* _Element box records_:
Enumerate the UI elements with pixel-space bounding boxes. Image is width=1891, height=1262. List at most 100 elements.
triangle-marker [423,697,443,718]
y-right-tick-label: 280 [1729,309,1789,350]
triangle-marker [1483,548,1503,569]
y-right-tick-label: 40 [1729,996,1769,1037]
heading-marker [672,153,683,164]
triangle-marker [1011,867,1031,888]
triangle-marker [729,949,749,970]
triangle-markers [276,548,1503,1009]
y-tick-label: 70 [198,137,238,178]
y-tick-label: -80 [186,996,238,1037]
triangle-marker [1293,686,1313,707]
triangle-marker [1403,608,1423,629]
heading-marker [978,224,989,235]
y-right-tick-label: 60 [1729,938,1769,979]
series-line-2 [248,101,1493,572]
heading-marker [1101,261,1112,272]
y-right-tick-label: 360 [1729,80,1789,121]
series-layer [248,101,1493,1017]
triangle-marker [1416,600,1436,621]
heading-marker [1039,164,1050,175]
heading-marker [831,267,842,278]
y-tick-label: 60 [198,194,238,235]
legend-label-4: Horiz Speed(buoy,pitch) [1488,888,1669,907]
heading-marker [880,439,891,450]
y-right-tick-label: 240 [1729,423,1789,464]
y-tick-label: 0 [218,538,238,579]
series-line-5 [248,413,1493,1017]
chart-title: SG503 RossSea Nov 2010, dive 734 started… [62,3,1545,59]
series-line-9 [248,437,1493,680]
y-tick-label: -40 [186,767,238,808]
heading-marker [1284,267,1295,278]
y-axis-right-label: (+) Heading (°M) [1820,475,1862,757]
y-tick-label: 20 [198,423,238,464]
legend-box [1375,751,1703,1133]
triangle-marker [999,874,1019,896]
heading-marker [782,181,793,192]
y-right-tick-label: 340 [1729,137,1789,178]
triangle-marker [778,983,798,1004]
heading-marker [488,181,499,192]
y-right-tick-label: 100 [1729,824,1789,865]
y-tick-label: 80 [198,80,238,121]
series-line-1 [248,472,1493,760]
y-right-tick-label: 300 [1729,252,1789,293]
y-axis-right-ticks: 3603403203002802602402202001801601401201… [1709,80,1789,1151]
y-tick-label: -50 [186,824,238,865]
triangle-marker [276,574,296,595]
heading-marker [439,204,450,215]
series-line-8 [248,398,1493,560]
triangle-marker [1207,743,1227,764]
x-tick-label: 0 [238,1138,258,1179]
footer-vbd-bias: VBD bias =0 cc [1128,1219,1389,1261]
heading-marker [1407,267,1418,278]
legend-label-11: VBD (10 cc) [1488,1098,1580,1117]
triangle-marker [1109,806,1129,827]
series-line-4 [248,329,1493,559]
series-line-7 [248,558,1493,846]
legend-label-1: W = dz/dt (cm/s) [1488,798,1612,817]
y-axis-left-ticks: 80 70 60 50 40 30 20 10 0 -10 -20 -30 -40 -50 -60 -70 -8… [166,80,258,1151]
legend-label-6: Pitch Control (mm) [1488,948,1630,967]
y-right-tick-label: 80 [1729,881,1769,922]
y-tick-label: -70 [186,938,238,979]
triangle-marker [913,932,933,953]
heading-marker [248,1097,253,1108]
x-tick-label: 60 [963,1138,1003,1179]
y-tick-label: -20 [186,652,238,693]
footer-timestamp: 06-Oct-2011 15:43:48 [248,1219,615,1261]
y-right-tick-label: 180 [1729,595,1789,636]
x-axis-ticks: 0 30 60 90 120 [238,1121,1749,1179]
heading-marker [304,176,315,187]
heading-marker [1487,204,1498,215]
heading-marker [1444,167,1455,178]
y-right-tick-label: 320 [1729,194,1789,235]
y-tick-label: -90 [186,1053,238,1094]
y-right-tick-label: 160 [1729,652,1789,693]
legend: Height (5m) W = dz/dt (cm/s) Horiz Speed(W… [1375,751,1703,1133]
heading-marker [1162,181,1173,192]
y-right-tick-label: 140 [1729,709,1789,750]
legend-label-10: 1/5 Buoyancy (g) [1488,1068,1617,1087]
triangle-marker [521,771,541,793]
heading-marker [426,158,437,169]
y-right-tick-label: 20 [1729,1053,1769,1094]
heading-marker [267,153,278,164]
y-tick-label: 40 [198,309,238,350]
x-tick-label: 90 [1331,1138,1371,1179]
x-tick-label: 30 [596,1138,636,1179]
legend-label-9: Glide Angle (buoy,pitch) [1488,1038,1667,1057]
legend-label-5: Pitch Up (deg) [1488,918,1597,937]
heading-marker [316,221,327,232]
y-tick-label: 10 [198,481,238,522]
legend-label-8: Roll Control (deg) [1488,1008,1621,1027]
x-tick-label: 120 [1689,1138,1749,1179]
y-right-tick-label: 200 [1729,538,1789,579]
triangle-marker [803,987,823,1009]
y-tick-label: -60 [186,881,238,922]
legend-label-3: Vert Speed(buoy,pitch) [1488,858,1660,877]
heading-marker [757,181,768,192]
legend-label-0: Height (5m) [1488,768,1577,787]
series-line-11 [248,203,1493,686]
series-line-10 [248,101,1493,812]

* _Your instructions_:
Arrange these lines as a JSON list of strings with one string per line, leaving out any blank lines.

* _Answer to the problem_:
[
  "Enumerate the UI elements with pixel-space bounding boxes. Image is width=1891, height=1262. List at most 100 elements.",
  "triangle-marker [423,697,443,718]",
  "y-right-tick-label: 280 [1729,309,1789,350]",
  "triangle-marker [1483,548,1503,569]",
  "y-right-tick-label: 40 [1729,996,1769,1037]",
  "heading-marker [672,153,683,164]",
  "triangle-marker [1011,867,1031,888]",
  "triangle-marker [729,949,749,970]",
  "triangle-markers [276,548,1503,1009]",
  "y-tick-label: 70 [198,137,238,178]",
  "y-tick-label: -80 [186,996,238,1037]",
  "triangle-marker [1293,686,1313,707]",
  "triangle-marker [1403,608,1423,629]",
  "heading-marker [978,224,989,235]",
  "y-right-tick-label: 60 [1729,938,1769,979]",
  "series-line-2 [248,101,1493,572]",
  "heading-marker [1101,261,1112,272]",
  "y-right-tick-label: 360 [1729,80,1789,121]",
  "series-layer [248,101,1493,1017]",
  "triangle-marker [1416,600,1436,621]",
  "heading-marker [1039,164,1050,175]",
  "heading-marker [831,267,842,278]",
  "y-tick-label: 60 [198,194,238,235]",
  "legend-label-4: Horiz Speed(buoy,pitch) [1488,888,1669,907]",
  "heading-marker [880,439,891,450]",
  "y-right-tick-label: 240 [1729,423,1789,464]",
  "y-tick-label: 0 [218,538,238,579]",
  "series-line-5 [248,413,1493,1017]",
  "chart-title: SG503 RossSea Nov 2010, dive 734 started… [62,3,1545,59]",
  "series-line-9 [248,437,1493,680]",
  "y-tick-label: -40 [186,767,238,808]",
  "heading-marker [1284,267,1295,278]",
  "y-axis-right-label: (+) Heading (°M) [1820,475,1862,757]",
  "y-tick-label: 20 [198,423,238,464]",
  "legend-box [1375,751,1703,1133]",
  "triangle-marker [999,874,1019,896]",
  "heading-marker [782,181,793,192]",
  "y-right-tick-label: 340 [1729,137,1789,178]",
  "triangle-marker [778,983,798,1004]",
  "heading-marker [488,181,499,192]",
  "y-right-tick-label: 100 [1729,824,1789,865]",
  "y-tick-label: 80 [198,80,238,121]",
  "series-line-1 [248,472,1493,760]",
  "y-right-tick-label: 300 [1729,252,1789,293]",
  "y-axis-right-ticks: 3603403203002802602402202001801601401201… [1709,80,1789,1151]",
  "y-tick-label: -50 [186,824,238,865]",
  "triangle-marker [276,574,296,595]",
  "heading-marker [439,204,450,215]",
  "series-line-8 [248,398,1493,560]",
  "triangle-marker [1207,743,1227,764]",
  "x-tick-label: 0 [238,1138,258,1179]",
  "footer-vbd-bias: VBD bias =0 cc [1128,1219,1389,1261]",
  "heading-marker [1407,267,1418,278]",
  "legend-label-11: VBD (10 cc) [1488,1098,1580,1117]",
  "triangle-marker [1109,806,1129,827]",
  "series-line-4 [248,329,1493,559]",
  "series-line-7 [248,558,1493,846]",
  "legend-label-1: W = dz/dt (cm/s) [1488,798,1612,817]",
  "y-axis-left-ticks: 80 70 60 50 40 30 20 10 0 -10 -20 -30 -40 -50 -60 -70 -8… [166,80,258,1151]",
  "legend-label-6: Pitch Control (mm) [1488,948,1630,967]",
  "y-right-tick-label: 80 [1729,881,1769,922]",
  "y-tick-label: -70 [186,938,238,979]",
  "triangle-marker [913,932,933,953]",
  "heading-marker [248,1097,253,1108]",
  "x-tick-label: 60 [963,1138,1003,1179]",
  "y-tick-label: -20 [186,652,238,693]",
  "footer-timestamp: 06-Oct-2011 15:43:48 [248,1219,615,1261]",
  "y-right-tick-label: 180 [1729,595,1789,636]",
  "x-axis-ticks: 0 30 60 90 120 [238,1121,1749,1179]",
  "heading-marker [304,176,315,187]",
  "heading-marker [1487,204,1498,215]",
  "heading-marker [1444,167,1455,178]",
  "y-right-tick-label: 320 [1729,194,1789,235]",
  "y-tick-label: -90 [186,1053,238,1094]",
  "y-right-tick-label: 160 [1729,652,1789,693]",
  "legend: Height (5m) W = dz/dt (cm/s) Horiz Speed(W… [1375,751,1703,1133]",
  "heading-marker [1162,181,1173,192]",
  "y-right-tick-label: 140 [1729,709,1789,750]",
  "legend-label-10: 1/5 Buoyancy (g) [1488,1068,1617,1087]",
  "triangle-marker [521,771,541,793]",
  "heading-marker [426,158,437,169]",
  "y-right-tick-label: 20 [1729,1053,1769,1094]",
  "heading-marker [267,153,278,164]",
  "y-tick-label: 40 [198,309,238,350]",
  "x-tick-label: 90 [1331,1138,1371,1179]",
  "x-tick-label: 30 [596,1138,636,1179]",
  "legend-label-9: Glide Angle (buoy,pitch) [1488,1038,1667,1057]",
  "legend-label-5: Pitch Up (deg) [1488,918,1597,937]",
  "heading-marker [316,221,327,232]",
  "y-tick-label: 10 [198,481,238,522]",
  "legend-label-8: Roll Control (deg) [1488,1008,1621,1027]",
  "x-tick-label: 120 [1689,1138,1749,1179]",
  "y-right-tick-label: 200 [1729,538,1789,579]",
  "triangle-marker [803,987,823,1009]",
  "y-tick-label: -60 [186,881,238,922]",
  "legend-label-3: Vert Speed(buoy,pitch) [1488,858,1660,877]",
  "heading-marker [757,181,768,192]",
  "legend-label-0: Height (5m) [1488,768,1577,787]",
  "series-line-11 [248,203,1493,686]",
  "series-line-10 [248,101,1493,812]"
]